--- Task details ---
The records below must be duplicated exactly, character for character.

--- Part of a data file ---
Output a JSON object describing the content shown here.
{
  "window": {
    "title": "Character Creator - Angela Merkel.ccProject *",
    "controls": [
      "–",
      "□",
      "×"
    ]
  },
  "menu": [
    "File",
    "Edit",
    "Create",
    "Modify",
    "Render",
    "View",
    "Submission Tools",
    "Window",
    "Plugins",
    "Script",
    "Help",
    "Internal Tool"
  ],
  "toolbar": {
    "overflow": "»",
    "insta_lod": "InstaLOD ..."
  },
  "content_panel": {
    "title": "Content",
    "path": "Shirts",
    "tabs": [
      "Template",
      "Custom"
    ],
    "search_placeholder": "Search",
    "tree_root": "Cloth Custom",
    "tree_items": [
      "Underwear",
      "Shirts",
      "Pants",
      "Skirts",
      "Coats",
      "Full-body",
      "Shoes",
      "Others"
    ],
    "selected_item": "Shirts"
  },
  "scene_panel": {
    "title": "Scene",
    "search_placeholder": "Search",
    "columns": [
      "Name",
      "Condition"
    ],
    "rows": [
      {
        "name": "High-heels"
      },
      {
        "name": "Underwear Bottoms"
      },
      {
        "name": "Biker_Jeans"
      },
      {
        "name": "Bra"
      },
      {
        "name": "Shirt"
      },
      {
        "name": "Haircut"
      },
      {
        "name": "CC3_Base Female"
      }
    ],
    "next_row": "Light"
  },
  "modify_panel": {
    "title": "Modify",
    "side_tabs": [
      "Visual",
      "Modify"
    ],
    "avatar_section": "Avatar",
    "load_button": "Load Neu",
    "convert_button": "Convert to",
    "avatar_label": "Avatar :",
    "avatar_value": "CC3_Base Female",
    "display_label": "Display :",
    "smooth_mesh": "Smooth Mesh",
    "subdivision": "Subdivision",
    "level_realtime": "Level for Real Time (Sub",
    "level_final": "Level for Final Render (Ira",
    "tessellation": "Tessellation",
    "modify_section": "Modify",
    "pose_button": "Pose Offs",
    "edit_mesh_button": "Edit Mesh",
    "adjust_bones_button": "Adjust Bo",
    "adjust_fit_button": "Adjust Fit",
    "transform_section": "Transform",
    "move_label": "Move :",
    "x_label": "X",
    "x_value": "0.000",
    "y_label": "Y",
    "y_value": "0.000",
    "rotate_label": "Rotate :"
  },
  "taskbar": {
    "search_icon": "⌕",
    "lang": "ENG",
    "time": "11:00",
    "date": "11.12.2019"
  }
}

--- Task answer ---
Output a JSON object describing the content shown here.
{
  "window": {
    "title": "Character Creator - Angela Merkel.ccProject *",
    "controls": [
      "–",
      "□",
      "×"
    ]
  },
  "menu": [
    "File",
    "Edit",
    "Create",
    "Modify",
    "Render",
    "View",
    "Submission Tools",
    "Window",
    "Plugins",
    "Script",
    "Help",
    "Internal Tool"
  ],
  "toolbar": {
    "overflow": "»",
    "insta_lod": "InstaLOD ..."
  },
  "content_panel": {
    "title": "Content",
    "path": "Shirts",
    "tabs": [
      "Template",
      "Custom"
    ],
    "search_placeholder": "Search",
    "tree_root": "Cloth Custom",
    "tree_items": [
      "Underwear",
      "Shirts",
      "Pants",
      "Skirts",
      "Coats",
      "Full-body",
      "Shoes",
      "Others"
    ],
    "selected_item": "Shirts"
  },
  "scene_panel": {
    "title": "Scene",
    "search_placeholder": "Search",
    "columns": [
      "Name",
      "Condition"
    ],
    "rows": [
      {
        "name": "High-heels"
      },
      {
        "name": "Underwear Bottoms"
      },
      {
        "name": "Biker_Jeans"
      },
      {
        "name": "Bra"
      },
      {
        "name": "Shirt"
      },
      {
        "name": "Haircut"
      },
      {
        "name": "CC3_Base Female"
      }
    ],
    "next_row": "Light"
  },
  "modify_panel": {
    "title": "Modify",
    "side_tabs": [
      "Visual",
      "Modify"
    ],
    "avatar_section": "Avatar",
    "load_button": "Load Neu",
    "convert_button": "Convert to",
    "avatar_label": "Avatar :",
    "avatar_value": "CC3_Base Female",
    "display_label": "Display :",
    "smooth_mesh": "Smooth Mesh",
    "subdivision": "Subdivision",
    "level_realtime": "Level for Real Time (Sub",
    "level_final": "Level for Final Render (Ira",
    "tessellation": "Tessellation",
    "modify_section": "Modify",
    "pose_button": "Pose Offs",
    "edit_mesh_button": "Edit Mesh",
    "adjust_bones_button": "Adjust Bo",
    "adjust_fit_button": "Adjust Fit",
    "transform_section": "Transform",
    "move_label": "Move :",
    "x_label": "X",
    "x_value": "0.000",
    "y_label": "Y",
    "y_value": "0.000",
    "rotate_label": "Rotate :"
  },
  "taskbar": {
    "search_icon": "⌕",
    "lang": "ENG",
    "time": "11:00",
    "date": "11.12.2019"
  }
}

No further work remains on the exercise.